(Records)

..........

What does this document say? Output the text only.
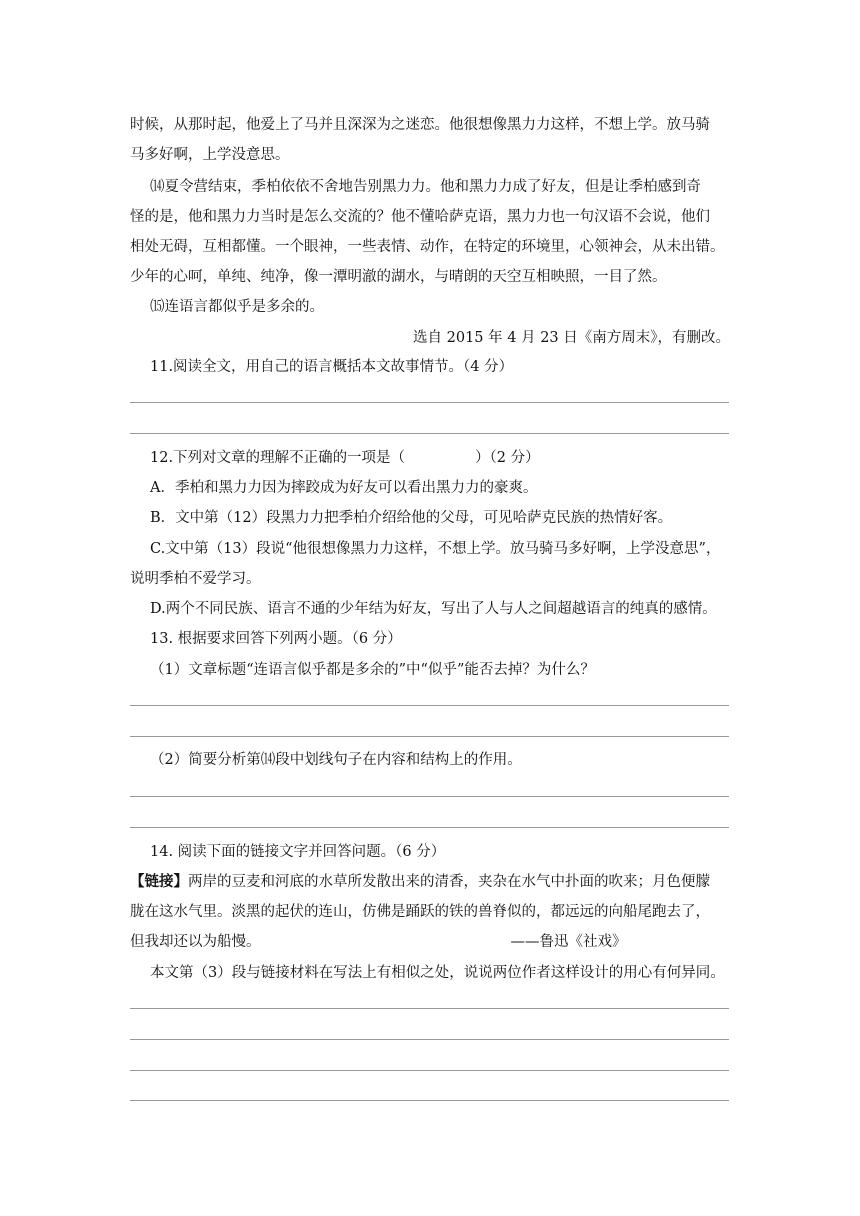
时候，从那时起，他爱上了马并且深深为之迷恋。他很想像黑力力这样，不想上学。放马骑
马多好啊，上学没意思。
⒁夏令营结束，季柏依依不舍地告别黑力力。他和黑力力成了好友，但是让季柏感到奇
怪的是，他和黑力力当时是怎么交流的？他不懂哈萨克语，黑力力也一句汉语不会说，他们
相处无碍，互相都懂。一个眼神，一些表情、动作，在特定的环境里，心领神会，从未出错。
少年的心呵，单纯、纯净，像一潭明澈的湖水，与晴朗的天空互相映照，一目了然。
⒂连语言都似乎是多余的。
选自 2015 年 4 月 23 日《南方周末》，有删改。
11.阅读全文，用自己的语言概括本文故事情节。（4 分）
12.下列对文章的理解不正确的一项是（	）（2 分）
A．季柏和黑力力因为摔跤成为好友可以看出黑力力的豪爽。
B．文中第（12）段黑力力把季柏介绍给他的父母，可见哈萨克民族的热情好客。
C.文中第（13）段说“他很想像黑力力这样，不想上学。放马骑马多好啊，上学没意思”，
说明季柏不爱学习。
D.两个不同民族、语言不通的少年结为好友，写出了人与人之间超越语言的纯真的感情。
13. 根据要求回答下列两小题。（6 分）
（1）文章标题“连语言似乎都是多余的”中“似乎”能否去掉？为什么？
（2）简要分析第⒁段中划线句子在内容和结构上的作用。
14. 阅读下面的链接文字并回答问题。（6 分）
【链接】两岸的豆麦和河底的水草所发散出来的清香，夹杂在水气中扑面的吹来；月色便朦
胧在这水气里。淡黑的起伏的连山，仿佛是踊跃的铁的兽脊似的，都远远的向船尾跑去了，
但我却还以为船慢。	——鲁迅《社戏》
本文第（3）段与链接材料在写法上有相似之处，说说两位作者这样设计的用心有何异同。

..........

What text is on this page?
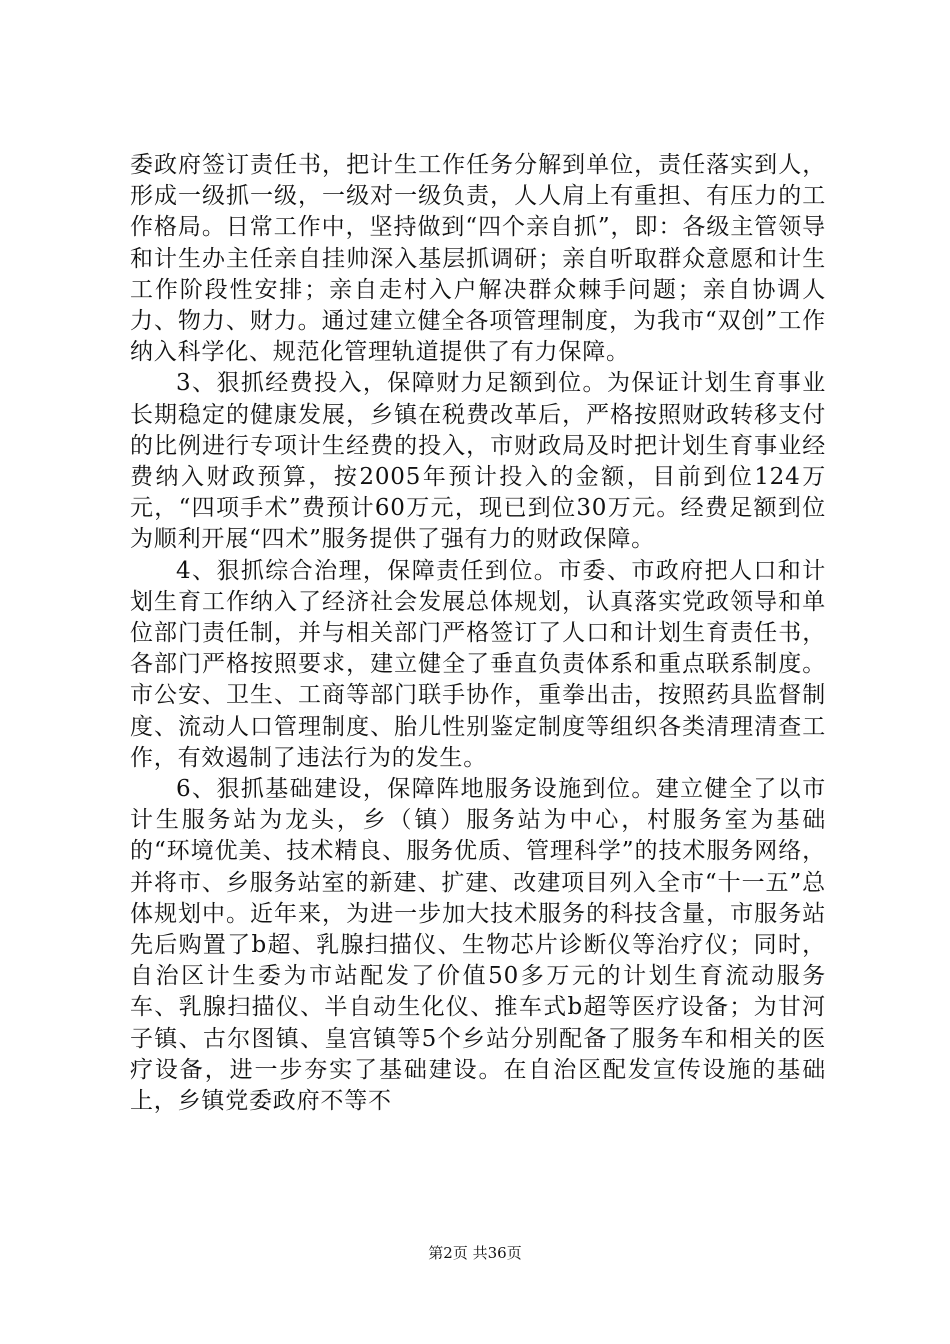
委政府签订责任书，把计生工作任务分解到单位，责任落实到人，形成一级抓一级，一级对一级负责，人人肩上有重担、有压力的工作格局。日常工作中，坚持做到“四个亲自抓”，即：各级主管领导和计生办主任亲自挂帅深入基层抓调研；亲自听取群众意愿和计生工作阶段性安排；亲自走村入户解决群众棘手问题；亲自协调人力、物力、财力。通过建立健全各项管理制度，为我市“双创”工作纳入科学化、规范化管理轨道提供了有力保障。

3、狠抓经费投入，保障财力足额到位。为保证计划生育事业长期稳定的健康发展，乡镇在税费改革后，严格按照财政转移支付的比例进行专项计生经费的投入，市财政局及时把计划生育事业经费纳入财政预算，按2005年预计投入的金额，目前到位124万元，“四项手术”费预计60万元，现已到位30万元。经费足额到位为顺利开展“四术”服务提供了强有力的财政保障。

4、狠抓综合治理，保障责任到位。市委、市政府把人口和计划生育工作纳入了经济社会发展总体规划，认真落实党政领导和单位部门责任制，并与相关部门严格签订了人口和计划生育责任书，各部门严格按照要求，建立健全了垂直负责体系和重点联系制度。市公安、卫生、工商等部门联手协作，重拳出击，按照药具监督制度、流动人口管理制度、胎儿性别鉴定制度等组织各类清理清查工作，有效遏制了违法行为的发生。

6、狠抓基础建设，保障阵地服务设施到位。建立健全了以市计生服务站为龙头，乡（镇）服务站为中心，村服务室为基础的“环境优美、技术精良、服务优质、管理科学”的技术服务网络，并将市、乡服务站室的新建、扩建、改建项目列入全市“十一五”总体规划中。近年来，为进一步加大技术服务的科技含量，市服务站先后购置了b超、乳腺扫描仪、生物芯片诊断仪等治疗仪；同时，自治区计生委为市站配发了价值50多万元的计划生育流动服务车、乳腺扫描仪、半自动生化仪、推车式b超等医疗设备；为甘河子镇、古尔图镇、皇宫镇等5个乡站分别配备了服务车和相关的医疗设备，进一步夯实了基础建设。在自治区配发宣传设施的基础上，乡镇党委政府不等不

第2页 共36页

..........

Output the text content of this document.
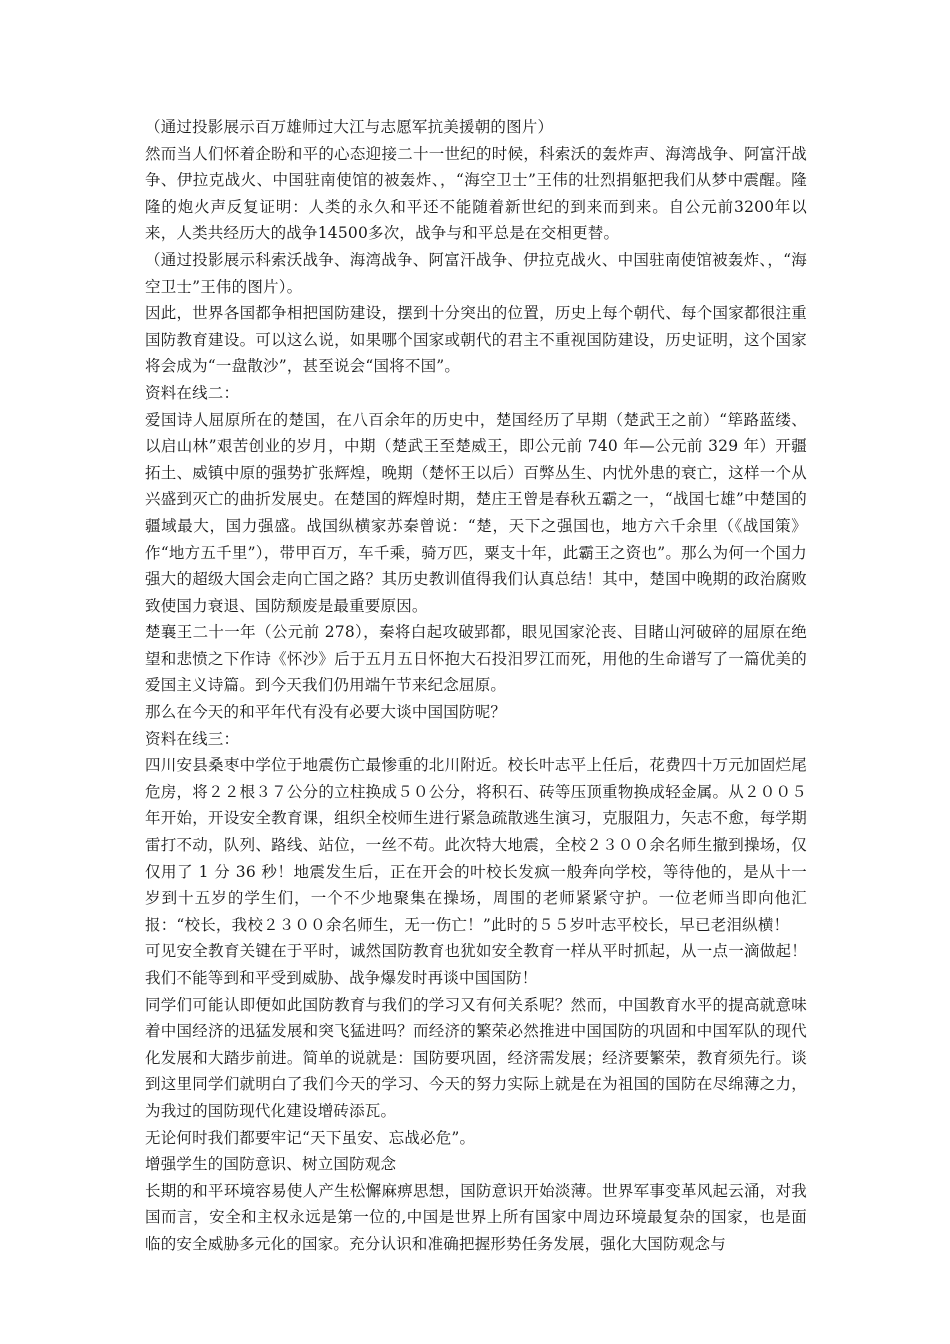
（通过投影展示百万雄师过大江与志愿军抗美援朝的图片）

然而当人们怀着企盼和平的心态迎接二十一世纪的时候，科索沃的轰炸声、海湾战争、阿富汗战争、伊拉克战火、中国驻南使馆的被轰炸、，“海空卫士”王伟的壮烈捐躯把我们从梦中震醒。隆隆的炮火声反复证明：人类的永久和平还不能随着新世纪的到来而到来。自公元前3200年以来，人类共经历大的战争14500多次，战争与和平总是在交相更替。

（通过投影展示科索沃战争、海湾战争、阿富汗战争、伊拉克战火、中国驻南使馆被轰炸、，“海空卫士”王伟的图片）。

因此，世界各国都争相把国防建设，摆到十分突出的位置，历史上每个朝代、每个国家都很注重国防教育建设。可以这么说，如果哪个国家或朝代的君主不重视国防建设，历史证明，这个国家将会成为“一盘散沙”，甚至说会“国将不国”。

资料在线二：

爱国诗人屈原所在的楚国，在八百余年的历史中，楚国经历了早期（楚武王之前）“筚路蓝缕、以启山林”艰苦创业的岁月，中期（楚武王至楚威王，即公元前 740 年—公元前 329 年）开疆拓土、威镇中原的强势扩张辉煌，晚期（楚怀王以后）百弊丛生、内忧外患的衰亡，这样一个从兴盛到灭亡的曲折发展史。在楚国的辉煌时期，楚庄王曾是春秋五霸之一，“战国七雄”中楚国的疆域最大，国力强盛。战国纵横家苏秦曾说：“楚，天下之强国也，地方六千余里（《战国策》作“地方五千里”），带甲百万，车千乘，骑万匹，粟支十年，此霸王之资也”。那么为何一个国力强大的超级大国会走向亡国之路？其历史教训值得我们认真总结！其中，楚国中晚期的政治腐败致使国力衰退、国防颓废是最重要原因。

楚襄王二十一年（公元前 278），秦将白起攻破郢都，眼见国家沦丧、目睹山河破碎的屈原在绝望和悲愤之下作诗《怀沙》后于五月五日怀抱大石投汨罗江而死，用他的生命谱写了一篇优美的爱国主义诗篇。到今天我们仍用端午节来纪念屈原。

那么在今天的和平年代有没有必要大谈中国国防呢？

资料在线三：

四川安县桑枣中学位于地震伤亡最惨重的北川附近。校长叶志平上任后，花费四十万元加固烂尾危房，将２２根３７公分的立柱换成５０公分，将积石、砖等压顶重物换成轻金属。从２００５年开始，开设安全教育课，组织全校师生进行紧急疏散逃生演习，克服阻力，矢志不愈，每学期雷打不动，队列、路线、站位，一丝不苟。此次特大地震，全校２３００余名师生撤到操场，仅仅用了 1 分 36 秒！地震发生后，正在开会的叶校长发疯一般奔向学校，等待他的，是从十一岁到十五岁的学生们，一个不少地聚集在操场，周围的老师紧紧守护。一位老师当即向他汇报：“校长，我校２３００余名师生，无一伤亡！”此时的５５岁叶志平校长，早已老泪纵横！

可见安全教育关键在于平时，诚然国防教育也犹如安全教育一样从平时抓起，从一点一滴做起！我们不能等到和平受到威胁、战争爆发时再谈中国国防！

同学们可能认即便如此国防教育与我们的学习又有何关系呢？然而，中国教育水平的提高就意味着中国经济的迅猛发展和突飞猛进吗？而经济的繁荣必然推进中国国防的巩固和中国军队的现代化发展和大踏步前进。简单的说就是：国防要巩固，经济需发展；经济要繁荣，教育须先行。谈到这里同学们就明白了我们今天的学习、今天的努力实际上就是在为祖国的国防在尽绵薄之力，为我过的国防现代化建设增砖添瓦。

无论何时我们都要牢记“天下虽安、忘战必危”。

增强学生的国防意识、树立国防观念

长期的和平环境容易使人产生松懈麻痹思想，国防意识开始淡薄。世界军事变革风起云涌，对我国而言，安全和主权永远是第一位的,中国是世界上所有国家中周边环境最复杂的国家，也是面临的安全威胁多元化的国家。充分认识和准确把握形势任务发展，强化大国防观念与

..........

Within the listing above, find every line containing the string "上学没意思" and return it.

■ **Task output**:
马多好啊，上学没意思。
C.文中第（13）段说“他很想像黑力力这样，不想上学。放马骑马多好啊，上学没意思”，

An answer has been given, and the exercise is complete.